=== Recorded information ===

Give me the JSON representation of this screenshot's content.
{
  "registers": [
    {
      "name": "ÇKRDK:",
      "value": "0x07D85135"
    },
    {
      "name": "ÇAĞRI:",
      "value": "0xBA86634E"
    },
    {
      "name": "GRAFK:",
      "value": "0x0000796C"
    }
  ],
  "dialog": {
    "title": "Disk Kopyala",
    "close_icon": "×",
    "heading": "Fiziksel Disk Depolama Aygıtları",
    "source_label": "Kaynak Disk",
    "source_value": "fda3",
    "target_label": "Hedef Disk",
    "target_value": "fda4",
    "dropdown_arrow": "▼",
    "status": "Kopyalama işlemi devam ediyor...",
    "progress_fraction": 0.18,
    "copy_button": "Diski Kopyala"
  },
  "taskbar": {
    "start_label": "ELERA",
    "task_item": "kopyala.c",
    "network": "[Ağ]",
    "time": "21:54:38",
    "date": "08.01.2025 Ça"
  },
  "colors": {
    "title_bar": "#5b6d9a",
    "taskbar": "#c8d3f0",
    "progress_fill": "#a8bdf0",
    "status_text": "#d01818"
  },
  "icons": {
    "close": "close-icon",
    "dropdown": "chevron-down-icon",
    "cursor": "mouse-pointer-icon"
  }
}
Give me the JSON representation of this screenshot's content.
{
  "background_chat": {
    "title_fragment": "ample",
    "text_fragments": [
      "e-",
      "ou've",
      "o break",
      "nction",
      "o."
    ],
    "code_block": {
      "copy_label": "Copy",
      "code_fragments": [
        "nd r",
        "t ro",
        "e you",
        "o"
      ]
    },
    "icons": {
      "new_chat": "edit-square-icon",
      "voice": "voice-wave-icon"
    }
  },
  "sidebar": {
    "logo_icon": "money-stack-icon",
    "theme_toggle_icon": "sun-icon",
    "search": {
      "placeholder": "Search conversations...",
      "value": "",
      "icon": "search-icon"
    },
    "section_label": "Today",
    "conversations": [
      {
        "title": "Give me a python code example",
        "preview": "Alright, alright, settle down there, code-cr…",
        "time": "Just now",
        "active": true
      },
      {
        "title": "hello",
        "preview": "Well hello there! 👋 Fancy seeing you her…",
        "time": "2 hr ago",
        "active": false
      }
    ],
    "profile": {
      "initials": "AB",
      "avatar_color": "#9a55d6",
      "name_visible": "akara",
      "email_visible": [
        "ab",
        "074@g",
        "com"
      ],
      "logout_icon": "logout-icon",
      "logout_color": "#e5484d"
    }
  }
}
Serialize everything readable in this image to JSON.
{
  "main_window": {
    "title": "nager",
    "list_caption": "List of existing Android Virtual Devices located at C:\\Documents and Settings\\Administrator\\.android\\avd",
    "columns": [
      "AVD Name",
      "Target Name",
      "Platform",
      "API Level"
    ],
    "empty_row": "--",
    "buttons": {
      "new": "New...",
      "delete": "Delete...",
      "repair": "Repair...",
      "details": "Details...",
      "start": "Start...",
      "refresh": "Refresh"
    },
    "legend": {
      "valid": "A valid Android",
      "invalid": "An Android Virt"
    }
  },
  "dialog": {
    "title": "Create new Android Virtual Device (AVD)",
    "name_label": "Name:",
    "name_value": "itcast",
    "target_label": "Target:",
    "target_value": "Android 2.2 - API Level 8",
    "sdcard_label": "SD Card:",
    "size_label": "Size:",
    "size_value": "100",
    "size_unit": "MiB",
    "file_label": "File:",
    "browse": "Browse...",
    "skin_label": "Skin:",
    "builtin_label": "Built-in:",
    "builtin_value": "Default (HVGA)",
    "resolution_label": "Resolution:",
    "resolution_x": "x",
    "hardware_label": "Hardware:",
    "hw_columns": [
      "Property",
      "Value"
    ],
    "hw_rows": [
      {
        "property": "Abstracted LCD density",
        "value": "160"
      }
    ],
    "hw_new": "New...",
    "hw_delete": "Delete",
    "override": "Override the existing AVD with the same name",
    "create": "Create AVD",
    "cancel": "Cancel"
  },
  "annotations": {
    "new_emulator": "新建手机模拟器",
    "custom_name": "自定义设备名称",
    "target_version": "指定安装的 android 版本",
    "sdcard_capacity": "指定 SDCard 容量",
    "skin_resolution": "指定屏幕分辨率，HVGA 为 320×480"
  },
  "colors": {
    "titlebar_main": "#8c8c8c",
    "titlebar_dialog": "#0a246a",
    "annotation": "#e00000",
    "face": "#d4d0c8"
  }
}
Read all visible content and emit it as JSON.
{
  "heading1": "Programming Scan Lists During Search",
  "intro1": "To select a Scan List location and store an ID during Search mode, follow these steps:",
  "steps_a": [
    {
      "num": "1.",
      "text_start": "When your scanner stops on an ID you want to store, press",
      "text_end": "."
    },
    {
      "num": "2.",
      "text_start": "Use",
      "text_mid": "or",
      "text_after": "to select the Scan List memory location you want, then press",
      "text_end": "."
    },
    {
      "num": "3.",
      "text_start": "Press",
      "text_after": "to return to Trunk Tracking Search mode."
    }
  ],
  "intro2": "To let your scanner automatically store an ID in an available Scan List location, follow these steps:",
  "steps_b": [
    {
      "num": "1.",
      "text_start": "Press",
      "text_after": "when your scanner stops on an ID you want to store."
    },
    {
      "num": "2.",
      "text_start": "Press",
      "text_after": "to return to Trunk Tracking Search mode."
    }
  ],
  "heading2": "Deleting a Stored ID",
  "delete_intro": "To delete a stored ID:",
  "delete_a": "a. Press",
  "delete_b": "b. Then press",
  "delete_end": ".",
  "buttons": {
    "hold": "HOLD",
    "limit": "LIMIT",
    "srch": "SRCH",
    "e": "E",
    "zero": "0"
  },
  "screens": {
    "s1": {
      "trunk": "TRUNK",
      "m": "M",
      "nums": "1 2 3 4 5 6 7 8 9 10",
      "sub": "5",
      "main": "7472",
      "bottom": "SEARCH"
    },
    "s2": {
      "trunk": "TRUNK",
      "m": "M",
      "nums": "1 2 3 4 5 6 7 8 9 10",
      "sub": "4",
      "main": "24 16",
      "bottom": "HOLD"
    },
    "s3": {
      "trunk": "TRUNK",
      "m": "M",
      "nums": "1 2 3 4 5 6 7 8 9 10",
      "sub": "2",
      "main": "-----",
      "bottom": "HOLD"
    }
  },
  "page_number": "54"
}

===

* _Short exercise_
From the entries above, return each line with the word "time" in it.

* _Response to this exercise_
    "time": "21:54:38",
        "time": "Just now",
        "time": "2 hr ago",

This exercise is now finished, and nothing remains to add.